§ **Stated goal**:
Repeat the material exactly, every line of it.

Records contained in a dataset
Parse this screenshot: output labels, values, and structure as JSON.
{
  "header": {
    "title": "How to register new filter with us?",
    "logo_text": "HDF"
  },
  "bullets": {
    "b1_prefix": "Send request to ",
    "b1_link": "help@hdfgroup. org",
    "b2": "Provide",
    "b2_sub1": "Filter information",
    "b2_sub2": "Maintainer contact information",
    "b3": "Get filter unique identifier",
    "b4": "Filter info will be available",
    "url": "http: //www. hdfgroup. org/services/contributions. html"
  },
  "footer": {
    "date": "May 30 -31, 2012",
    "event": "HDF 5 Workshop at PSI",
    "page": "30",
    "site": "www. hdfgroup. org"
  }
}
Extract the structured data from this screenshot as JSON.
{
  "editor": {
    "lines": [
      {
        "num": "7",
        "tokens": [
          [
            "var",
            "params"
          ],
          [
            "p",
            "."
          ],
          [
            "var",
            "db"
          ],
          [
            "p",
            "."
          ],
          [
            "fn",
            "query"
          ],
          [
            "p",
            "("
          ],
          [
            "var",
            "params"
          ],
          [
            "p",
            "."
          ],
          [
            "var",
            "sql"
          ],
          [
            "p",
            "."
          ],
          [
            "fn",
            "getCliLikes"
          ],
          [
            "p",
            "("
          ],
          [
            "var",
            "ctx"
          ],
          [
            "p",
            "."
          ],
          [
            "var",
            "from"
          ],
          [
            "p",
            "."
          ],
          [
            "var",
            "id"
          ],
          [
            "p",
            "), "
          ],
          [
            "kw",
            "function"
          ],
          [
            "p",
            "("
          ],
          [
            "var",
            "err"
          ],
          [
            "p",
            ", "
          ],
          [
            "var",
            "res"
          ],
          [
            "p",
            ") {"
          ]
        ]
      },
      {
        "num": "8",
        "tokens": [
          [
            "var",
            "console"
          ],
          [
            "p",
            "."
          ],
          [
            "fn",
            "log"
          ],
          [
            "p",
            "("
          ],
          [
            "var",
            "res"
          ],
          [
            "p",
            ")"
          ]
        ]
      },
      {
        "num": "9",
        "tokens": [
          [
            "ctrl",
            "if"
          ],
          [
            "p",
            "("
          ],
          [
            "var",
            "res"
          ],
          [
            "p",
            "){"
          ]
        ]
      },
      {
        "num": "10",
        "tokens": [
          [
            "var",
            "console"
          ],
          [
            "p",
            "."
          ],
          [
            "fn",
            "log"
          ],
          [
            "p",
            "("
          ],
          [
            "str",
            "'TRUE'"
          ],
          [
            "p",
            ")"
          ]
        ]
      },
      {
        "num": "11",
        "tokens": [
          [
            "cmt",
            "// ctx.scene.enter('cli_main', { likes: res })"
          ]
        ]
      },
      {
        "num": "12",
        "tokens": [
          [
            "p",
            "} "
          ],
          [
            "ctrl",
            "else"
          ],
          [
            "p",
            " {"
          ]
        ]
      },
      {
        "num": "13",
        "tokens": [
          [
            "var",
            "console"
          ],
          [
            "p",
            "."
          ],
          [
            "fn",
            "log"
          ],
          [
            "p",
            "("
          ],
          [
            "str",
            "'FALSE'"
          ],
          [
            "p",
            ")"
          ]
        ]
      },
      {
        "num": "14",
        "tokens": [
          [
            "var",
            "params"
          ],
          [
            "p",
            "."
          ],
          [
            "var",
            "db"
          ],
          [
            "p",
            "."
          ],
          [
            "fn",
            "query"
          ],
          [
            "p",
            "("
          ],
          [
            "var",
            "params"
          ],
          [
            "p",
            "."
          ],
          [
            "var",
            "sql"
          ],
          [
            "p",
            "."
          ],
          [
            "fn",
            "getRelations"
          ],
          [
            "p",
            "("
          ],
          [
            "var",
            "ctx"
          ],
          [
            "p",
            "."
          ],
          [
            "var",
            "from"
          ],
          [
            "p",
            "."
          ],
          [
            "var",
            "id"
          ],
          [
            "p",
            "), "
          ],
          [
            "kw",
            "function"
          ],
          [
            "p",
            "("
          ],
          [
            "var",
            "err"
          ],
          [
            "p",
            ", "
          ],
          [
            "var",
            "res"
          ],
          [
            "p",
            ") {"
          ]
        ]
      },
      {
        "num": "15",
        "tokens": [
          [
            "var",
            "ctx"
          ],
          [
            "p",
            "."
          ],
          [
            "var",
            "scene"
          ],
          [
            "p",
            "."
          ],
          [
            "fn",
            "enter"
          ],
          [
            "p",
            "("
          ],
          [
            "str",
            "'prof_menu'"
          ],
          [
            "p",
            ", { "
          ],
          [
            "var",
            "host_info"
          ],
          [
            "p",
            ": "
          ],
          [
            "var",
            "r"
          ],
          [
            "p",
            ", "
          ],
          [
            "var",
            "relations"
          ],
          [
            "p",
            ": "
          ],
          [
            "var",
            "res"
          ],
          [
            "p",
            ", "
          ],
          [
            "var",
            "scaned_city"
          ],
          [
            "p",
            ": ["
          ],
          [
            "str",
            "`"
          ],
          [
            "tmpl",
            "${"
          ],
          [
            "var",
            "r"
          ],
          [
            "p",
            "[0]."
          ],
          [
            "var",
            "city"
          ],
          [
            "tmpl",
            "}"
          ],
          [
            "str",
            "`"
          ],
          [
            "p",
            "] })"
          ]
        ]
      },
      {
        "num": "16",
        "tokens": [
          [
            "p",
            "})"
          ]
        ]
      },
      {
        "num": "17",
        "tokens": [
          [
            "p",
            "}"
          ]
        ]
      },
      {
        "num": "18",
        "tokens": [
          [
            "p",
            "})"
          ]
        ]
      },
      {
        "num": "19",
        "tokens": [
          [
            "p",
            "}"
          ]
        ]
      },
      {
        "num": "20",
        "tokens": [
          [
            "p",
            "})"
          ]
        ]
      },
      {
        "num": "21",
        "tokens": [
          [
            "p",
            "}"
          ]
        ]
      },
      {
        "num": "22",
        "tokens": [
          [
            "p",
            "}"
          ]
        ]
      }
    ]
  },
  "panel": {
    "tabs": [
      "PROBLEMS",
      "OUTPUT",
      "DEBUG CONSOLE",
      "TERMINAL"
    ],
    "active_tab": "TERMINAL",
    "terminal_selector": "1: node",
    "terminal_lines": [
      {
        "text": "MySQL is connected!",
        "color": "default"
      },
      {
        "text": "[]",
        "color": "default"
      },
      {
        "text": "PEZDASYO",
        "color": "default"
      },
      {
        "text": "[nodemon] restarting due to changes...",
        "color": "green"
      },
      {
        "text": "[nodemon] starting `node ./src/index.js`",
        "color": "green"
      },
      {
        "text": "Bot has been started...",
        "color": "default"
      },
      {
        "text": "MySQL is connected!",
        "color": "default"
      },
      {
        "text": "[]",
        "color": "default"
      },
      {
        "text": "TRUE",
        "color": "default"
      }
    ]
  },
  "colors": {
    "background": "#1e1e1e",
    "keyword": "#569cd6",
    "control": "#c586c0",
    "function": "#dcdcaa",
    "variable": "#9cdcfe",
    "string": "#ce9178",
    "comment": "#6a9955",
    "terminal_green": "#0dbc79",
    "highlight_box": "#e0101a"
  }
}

§ **Final result**:
Parse this screenshot: output labels, values, and structure as JSON.
{
  "header": {
    "title": "How to register new filter with us?",
    "logo_text": "HDF"
  },
  "bullets": {
    "b1_prefix": "Send request to ",
    "b1_link": "help@hdfgroup. org",
    "b2": "Provide",
    "b2_sub1": "Filter information",
    "b2_sub2": "Maintainer contact information",
    "b3": "Get filter unique identifier",
    "b4": "Filter info will be available",
    "url": "http: //www. hdfgroup. org/services/contributions. html"
  },
  "footer": {
    "date": "May 30 -31, 2012",
    "event": "HDF 5 Workshop at PSI",
    "page": "30",
    "site": "www. hdfgroup. org"
  }
}
Extract the structured data from this screenshot as JSON.
{
  "editor": {
    "lines": [
      {
        "num": "7",
        "tokens": [
          [
            "var",
            "params"
          ],
          [
            "p",
            "."
          ],
          [
            "var",
            "db"
          ],
          [
            "p",
            "."
          ],
          [
            "fn",
            "query"
          ],
          [
            "p",
            "("
          ],
          [
            "var",
            "params"
          ],
          [
            "p",
            "."
          ],
          [
            "var",
            "sql"
          ],
          [
            "p",
            "."
          ],
          [
            "fn",
            "getCliLikes"
          ],
          [
            "p",
            "("
          ],
          [
            "var",
            "ctx"
          ],
          [
            "p",
            "."
          ],
          [
            "var",
            "from"
          ],
          [
            "p",
            "."
          ],
          [
            "var",
            "id"
          ],
          [
            "p",
            "), "
          ],
          [
            "kw",
            "function"
          ],
          [
            "p",
            "("
          ],
          [
            "var",
            "err"
          ],
          [
            "p",
            ", "
          ],
          [
            "var",
            "res"
          ],
          [
            "p",
            ") {"
          ]
        ]
      },
      {
        "num": "8",
        "tokens": [
          [
            "var",
            "console"
          ],
          [
            "p",
            "."
          ],
          [
            "fn",
            "log"
          ],
          [
            "p",
            "("
          ],
          [
            "var",
            "res"
          ],
          [
            "p",
            ")"
          ]
        ]
      },
      {
        "num": "9",
        "tokens": [
          [
            "ctrl",
            "if"
          ],
          [
            "p",
            "("
          ],
          [
            "var",
            "res"
          ],
          [
            "p",
            "){"
          ]
        ]
      },
      {
        "num": "10",
        "tokens": [
          [
            "var",
            "console"
          ],
          [
            "p",
            "."
          ],
          [
            "fn",
            "log"
          ],
          [
            "p",
            "("
          ],
          [
            "str",
            "'TRUE'"
          ],
          [
            "p",
            ")"
          ]
        ]
      },
      {
        "num": "11",
        "tokens": [
          [
            "cmt",
            "// ctx.scene.enter('cli_main', { likes: res })"
          ]
        ]
      },
      {
        "num": "12",
        "tokens": [
          [
            "p",
            "} "
          ],
          [
            "ctrl",
            "else"
          ],
          [
            "p",
            " {"
          ]
        ]
      },
      {
        "num": "13",
        "tokens": [
          [
            "var",
            "console"
          ],
          [
            "p",
            "."
          ],
          [
            "fn",
            "log"
          ],
          [
            "p",
            "("
          ],
          [
            "str",
            "'FALSE'"
          ],
          [
            "p",
            ")"
          ]
        ]
      },
      {
        "num": "14",
        "tokens": [
          [
            "var",
            "params"
          ],
          [
            "p",
            "."
          ],
          [
            "var",
            "db"
          ],
          [
            "p",
            "."
          ],
          [
            "fn",
            "query"
          ],
          [
            "p",
            "("
          ],
          [
            "var",
            "params"
          ],
          [
            "p",
            "."
          ],
          [
            "var",
            "sql"
          ],
          [
            "p",
            "."
          ],
          [
            "fn",
            "getRelations"
          ],
          [
            "p",
            "("
          ],
          [
            "var",
            "ctx"
          ],
          [
            "p",
            "."
          ],
          [
            "var",
            "from"
          ],
          [
            "p",
            "."
          ],
          [
            "var",
            "id"
          ],
          [
            "p",
            "), "
          ],
          [
            "kw",
            "function"
          ],
          [
            "p",
            "("
          ],
          [
            "var",
            "err"
          ],
          [
            "p",
            ", "
          ],
          [
            "var",
            "res"
          ],
          [
            "p",
            ") {"
          ]
        ]
      },
      {
        "num": "15",
        "tokens": [
          [
            "var",
            "ctx"
          ],
          [
            "p",
            "."
          ],
          [
            "var",
            "scene"
          ],
          [
            "p",
            "."
          ],
          [
            "fn",
            "enter"
          ],
          [
            "p",
            "("
          ],
          [
            "str",
            "'prof_menu'"
          ],
          [
            "p",
            ", { "
          ],
          [
            "var",
            "host_info"
          ],
          [
            "p",
            ": "
          ],
          [
            "var",
            "r"
          ],
          [
            "p",
            ", "
          ],
          [
            "var",
            "relations"
          ],
          [
            "p",
            ": "
          ],
          [
            "var",
            "res"
          ],
          [
            "p",
            ", "
          ],
          [
            "var",
            "scaned_city"
          ],
          [
            "p",
            ": ["
          ],
          [
            "str",
            "`"
          ],
          [
            "tmpl",
            "${"
          ],
          [
            "var",
            "r"
          ],
          [
            "p",
            "[0]."
          ],
          [
            "var",
            "city"
          ],
          [
            "tmpl",
            "}"
          ],
          [
            "str",
            "`"
          ],
          [
            "p",
            "] })"
          ]
        ]
      },
      {
        "num": "16",
        "tokens": [
          [
            "p",
            "})"
          ]
        ]
      },
      {
        "num": "17",
        "tokens": [
          [
            "p",
            "}"
          ]
        ]
      },
      {
        "num": "18",
        "tokens": [
          [
            "p",
            "})"
          ]
        ]
      },
      {
        "num": "19",
        "tokens": [
          [
            "p",
            "}"
          ]
        ]
      },
      {
        "num": "20",
        "tokens": [
          [
            "p",
            "})"
          ]
        ]
      },
      {
        "num": "21",
        "tokens": [
          [
            "p",
            "}"
          ]
        ]
      },
      {
        "num": "22",
        "tokens": [
          [
            "p",
            "}"
          ]
        ]
      }
    ]
  },
  "panel": {
    "tabs": [
      "PROBLEMS",
      "OUTPUT",
      "DEBUG CONSOLE",
      "TERMINAL"
    ],
    "active_tab": "TERMINAL",
    "terminal_selector": "1: node",
    "terminal_lines": [
      {
        "text": "MySQL is connected!",
        "color": "default"
      },
      {
        "text": "[]",
        "color": "default"
      },
      {
        "text": "PEZDASYO",
        "color": "default"
      },
      {
        "text": "[nodemon] restarting due to changes...",
        "color": "green"
      },
      {
        "text": "[nodemon] starting `node ./src/index.js`",
        "color": "green"
      },
      {
        "text": "Bot has been started...",
        "color": "default"
      },
      {
        "text": "MySQL is connected!",
        "color": "default"
      },
      {
        "text": "[]",
        "color": "default"
      },
      {
        "text": "TRUE",
        "color": "default"
      }
    ]
  },
  "colors": {
    "background": "#1e1e1e",
    "keyword": "#569cd6",
    "control": "#c586c0",
    "function": "#dcdcaa",
    "variable": "#9cdcfe",
    "string": "#ce9178",
    "comment": "#6a9955",
    "terminal_green": "#0dbc79",
    "highlight_box": "#e0101a"
  }
}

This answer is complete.